### [To do]
Locate every line that holds the string "dSTEC" and copy it.

### [Supplied entries]
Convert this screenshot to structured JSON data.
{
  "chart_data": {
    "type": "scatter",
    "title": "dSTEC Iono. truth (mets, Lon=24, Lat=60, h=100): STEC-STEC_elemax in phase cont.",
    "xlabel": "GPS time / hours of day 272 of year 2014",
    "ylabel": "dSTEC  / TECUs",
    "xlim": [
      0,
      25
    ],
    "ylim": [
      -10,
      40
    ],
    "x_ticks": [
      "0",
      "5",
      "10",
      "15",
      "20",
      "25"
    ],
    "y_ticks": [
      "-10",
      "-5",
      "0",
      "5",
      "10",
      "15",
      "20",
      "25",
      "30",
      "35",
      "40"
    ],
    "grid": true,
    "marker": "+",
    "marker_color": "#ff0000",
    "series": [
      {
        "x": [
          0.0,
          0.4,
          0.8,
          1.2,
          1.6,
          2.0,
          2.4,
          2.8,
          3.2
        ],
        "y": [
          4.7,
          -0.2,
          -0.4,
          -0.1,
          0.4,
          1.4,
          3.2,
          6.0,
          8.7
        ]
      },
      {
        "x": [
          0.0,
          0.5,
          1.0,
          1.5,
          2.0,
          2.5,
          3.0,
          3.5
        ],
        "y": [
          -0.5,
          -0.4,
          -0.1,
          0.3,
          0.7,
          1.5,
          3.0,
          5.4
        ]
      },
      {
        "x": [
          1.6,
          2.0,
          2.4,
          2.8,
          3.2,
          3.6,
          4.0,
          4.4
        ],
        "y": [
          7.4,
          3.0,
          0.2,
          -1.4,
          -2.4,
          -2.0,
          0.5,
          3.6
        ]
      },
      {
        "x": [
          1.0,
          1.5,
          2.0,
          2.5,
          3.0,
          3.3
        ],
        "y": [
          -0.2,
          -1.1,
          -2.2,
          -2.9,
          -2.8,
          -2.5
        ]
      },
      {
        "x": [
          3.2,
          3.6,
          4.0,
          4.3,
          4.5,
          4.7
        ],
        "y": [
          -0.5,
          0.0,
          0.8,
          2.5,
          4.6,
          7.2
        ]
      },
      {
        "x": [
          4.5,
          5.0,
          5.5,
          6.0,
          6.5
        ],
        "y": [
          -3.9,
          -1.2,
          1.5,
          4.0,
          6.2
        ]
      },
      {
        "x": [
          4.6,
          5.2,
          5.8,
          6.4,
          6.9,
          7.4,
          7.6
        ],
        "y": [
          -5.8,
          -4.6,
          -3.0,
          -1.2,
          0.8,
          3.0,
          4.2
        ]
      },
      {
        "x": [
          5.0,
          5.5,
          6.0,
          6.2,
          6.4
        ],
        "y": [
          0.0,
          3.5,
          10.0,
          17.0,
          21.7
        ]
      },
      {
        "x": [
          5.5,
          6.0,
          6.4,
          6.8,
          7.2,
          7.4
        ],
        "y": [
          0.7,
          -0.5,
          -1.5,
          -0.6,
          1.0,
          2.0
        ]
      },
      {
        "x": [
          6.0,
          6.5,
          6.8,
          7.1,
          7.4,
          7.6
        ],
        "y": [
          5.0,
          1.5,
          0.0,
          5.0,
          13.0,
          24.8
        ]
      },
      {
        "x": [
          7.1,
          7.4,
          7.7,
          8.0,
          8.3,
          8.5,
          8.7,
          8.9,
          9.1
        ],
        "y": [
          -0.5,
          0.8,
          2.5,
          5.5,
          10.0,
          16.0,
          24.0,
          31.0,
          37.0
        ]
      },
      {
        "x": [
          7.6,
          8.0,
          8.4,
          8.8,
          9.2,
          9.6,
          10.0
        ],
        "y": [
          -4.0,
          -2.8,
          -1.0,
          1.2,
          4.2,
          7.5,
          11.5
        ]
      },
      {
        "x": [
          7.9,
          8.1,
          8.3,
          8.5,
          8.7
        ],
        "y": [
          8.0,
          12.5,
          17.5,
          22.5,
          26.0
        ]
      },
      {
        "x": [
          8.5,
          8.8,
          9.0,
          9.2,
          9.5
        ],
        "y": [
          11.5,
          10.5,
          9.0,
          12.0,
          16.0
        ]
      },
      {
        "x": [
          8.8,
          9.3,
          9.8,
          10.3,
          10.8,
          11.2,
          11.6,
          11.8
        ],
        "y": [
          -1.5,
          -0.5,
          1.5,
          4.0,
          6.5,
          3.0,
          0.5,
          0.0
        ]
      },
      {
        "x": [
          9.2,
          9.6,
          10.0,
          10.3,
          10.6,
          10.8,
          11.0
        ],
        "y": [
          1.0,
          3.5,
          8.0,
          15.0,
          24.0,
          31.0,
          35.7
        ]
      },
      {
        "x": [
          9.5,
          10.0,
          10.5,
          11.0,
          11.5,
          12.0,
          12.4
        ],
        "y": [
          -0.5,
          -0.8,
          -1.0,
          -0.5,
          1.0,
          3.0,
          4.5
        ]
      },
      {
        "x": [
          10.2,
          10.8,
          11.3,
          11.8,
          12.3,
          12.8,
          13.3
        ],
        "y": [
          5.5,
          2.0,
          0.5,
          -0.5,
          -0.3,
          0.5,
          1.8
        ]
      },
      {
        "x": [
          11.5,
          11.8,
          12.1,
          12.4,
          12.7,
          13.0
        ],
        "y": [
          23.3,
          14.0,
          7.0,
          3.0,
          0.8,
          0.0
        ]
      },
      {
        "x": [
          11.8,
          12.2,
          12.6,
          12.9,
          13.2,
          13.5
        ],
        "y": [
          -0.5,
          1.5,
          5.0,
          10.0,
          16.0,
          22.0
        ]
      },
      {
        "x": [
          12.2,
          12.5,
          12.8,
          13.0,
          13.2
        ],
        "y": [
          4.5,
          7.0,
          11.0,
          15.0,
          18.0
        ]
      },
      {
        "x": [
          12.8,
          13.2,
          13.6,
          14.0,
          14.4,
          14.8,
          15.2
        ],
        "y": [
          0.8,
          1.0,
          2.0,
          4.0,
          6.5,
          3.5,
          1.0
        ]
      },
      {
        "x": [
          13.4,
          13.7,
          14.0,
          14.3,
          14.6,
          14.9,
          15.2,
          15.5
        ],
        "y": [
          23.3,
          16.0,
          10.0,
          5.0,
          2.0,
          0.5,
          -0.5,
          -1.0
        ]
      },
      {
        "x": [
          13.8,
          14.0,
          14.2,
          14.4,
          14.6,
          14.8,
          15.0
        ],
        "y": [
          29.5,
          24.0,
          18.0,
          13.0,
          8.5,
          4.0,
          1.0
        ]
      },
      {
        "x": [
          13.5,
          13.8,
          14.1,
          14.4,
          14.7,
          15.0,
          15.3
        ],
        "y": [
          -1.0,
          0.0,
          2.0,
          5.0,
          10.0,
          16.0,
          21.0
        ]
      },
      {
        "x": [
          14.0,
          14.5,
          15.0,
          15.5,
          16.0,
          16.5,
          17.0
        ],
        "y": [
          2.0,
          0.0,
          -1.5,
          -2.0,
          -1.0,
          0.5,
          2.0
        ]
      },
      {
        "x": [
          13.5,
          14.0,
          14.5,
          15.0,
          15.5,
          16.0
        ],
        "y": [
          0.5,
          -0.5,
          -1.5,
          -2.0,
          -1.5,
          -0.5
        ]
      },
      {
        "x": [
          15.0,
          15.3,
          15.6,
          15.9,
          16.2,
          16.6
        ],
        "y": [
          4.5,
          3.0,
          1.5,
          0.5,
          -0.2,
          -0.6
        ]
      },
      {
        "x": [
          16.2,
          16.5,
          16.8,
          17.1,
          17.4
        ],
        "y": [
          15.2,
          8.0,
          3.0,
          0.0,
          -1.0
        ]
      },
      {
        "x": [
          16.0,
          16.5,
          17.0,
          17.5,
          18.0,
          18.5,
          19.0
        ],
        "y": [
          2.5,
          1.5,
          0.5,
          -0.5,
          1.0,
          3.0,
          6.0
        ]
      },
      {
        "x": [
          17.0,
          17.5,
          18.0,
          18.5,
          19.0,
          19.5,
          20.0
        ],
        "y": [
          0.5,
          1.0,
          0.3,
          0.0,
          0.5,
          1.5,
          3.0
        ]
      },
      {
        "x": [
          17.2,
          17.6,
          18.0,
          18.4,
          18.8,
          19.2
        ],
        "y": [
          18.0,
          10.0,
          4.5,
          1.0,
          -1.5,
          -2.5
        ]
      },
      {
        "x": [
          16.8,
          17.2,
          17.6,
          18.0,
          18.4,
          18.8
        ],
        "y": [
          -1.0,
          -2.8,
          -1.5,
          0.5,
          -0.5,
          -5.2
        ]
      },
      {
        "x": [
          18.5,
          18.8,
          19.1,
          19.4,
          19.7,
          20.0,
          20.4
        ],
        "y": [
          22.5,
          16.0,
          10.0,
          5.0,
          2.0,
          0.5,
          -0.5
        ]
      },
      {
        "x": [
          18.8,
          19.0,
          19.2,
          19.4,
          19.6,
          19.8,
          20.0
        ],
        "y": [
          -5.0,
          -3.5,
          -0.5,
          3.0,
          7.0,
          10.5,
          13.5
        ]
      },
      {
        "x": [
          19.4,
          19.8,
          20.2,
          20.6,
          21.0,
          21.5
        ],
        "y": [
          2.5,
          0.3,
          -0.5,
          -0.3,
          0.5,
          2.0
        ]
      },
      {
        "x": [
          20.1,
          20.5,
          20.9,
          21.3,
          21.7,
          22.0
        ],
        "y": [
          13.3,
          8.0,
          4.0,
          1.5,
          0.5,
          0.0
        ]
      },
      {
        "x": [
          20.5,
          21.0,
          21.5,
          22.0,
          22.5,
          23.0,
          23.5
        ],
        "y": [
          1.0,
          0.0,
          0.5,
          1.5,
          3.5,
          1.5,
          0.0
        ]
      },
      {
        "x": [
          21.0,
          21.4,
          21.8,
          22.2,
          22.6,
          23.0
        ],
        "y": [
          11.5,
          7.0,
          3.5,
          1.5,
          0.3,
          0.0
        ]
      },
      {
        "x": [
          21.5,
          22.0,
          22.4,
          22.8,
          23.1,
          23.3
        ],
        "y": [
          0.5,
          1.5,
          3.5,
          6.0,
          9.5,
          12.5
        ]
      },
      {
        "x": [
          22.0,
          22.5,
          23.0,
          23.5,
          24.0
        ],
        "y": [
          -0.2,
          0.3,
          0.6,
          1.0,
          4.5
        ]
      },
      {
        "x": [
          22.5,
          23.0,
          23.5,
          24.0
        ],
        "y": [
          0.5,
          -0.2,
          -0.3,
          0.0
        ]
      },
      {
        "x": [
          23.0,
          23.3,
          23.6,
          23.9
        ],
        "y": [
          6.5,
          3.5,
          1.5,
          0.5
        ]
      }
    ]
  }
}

### [Answer for this exercise]
    "title": "dSTEC Iono. truth (mets, Lon=24, Lat=60, h=100): STEC-STEC_elemax in phase cont.",
    "ylabel": "dSTEC  / TECUs",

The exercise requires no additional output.